Transcription dataset entries:
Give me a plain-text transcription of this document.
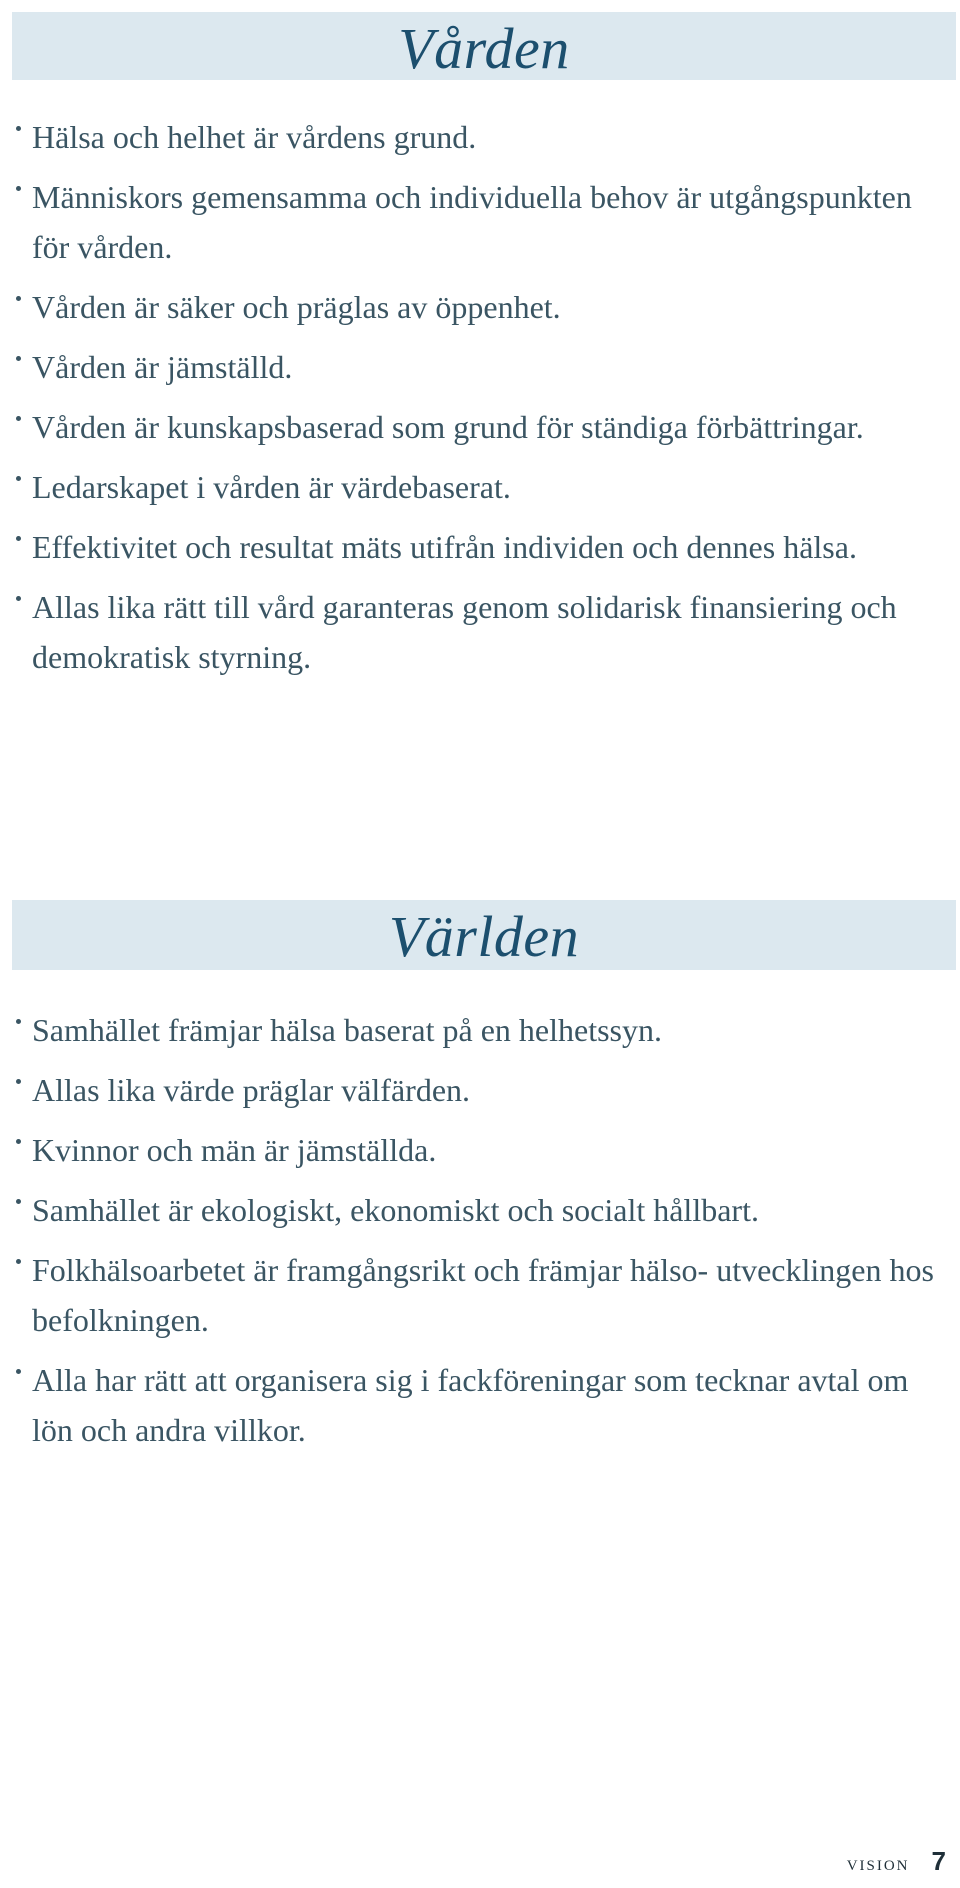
Vården
Hälsa och helhet är vårdens grund.
Människors gemensamma och individuella behov är utgångspunkten för vården.
Vården är säker och präglas av öppenhet.
Vården är jämställd.
Vården är kunskapsbaserad som grund för ständiga förbättringar.
Ledarskapet i vården är värdebaserat.
Effektivitet och resultat mäts utifrån individen och dennes hälsa.
Allas lika rätt till vård garanteras genom solidarisk finansiering och demokratisk styrning.
Världen
Samhället främjar hälsa baserat på en helhetssyn.
Allas lika värde präglar välfärden.
Kvinnor och män är jämställda.
Samhället är ekologiskt, ekonomiskt och socialt hållbart.
Folkhälsoarbetet är framgångsrikt och främjar hälso- utvecklingen hos befolkningen.
Alla har rätt att organisera sig i fackföreningar som tecknar avtal om lön och andra villkor.
vision 7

## Task details
The answer must consist of every line from the data that holds the string "främjar".

## Reply to the exercise
Samhället främjar hälsa baserat på en helhetssyn.
Folkhälsoarbetet är framgångsrikt och främjar hälso- utvecklingen hos befolkningen.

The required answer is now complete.